## WHAT IS BEING ASKED:
Check each line of the entries below for the string "вила"; copy every line where it appears.

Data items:
____

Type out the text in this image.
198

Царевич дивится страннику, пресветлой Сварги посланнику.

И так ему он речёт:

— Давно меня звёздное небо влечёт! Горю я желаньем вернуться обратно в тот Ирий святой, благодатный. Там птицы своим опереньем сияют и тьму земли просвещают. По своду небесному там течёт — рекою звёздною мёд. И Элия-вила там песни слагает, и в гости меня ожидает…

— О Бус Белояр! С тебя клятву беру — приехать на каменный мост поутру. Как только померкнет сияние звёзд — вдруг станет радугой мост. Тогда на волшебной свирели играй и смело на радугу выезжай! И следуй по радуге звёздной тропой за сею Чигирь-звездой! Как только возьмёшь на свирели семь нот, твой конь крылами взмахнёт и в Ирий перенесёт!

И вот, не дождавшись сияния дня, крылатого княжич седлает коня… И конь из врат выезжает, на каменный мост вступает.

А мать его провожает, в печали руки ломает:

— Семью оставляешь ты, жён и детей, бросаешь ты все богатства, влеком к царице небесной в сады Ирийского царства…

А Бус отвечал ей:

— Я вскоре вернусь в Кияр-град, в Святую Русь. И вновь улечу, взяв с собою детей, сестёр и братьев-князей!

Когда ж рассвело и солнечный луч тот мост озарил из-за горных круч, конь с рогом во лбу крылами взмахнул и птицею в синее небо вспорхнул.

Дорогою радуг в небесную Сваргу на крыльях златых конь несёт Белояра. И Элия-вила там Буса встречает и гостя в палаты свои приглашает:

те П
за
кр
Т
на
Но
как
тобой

____

## THE OUTPUT:
— Давно меня звёздное небо влечёт! Горю я желаньем вернуться обратно в тот Ирий святой, благодатный. Там птицы своим опереньем сияют и тьму земли просвещают. По своду небесному там течёт — рекою звёздною мёд. И Элия-вила там песни слагает, и в гости меня ожидает…
Дорогою радуг в небесную Сваргу на крыльях златых конь несёт Белояра. И Элия-вила там Буса встречает и гостя в палаты свои приглашает:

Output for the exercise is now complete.